Return every entry exactly as written.
##### DATASET ROWS
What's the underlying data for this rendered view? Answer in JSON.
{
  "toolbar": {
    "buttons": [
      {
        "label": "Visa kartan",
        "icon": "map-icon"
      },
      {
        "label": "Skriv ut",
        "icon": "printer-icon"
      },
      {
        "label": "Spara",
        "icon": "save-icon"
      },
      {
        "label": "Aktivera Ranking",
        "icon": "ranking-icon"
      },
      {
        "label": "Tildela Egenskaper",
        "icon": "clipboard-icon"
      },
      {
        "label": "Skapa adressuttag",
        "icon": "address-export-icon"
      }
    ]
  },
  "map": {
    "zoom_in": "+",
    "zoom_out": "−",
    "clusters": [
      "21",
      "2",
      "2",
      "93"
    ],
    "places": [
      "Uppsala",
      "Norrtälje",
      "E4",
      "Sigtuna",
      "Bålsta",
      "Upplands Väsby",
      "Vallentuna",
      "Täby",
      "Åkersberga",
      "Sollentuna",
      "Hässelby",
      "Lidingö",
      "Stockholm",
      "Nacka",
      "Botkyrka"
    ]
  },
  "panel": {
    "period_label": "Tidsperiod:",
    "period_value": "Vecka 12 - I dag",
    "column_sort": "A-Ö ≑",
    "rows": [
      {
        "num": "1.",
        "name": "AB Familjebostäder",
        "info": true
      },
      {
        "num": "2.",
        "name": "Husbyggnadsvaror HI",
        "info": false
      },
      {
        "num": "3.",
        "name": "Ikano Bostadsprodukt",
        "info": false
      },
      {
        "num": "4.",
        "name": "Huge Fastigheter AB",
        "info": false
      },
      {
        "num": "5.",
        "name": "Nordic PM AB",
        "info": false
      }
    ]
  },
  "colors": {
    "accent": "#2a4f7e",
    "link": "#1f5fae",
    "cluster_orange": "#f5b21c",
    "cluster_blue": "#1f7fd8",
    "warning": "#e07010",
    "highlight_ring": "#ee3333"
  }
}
##########
• TASK SOLUTION
What's the underlying data for this rendered view? Answer in JSON.
{
  "toolbar": {
    "buttons": [
      {
        "label": "Visa kartan",
        "icon": "map-icon"
      },
      {
        "label": "Skriv ut",
        "icon": "printer-icon"
      },
      {
        "label": "Spara",
        "icon": "save-icon"
      },
      {
        "label": "Aktivera Ranking",
        "icon": "ranking-icon"
      },
      {
        "label": "Tildela Egenskaper",
        "icon": "clipboard-icon"
      },
      {
        "label": "Skapa adressuttag",
        "icon": "address-export-icon"
      }
    ]
  },
  "map": {
    "zoom_in": "+",
    "zoom_out": "−",
    "clusters": [
      "21",
      "2",
      "2",
      "93"
    ],
    "places": [
      "Uppsala",
      "Norrtälje",
      "E4",
      "Sigtuna",
      "Bålsta",
      "Upplands Väsby",
      "Vallentuna",
      "Täby",
      "Åkersberga",
      "Sollentuna",
      "Hässelby",
      "Lidingö",
      "Stockholm",
      "Nacka",
      "Botkyrka"
    ]
  },
  "panel": {
    "period_label": "Tidsperiod:",
    "period_value": "Vecka 12 - I dag",
    "column_sort": "A-Ö ≑",
    "rows": [
      {
        "num": "1.",
        "name": "AB Familjebostäder",
        "info": true
      },
      {
        "num": "2.",
        "name": "Husbyggnadsvaror HI",
        "info": false
      },
      {
        "num": "3.",
        "name": "Ikano Bostadsprodukt",
        "info": false
      },
      {
        "num": "4.",
        "name": "Huge Fastigheter AB",
        "info": false
      },
      {
        "num": "5.",
        "name": "Nordic PM AB",
        "info": false
      }
    ]
  },
  "colors": {
    "accent": "#2a4f7e",
    "link": "#1f5fae",
    "cluster_orange": "#f5b21c",
    "cluster_blue": "#1f7fd8",
    "warning": "#e07010",
    "highlight_ring": "#ee3333"
  }
}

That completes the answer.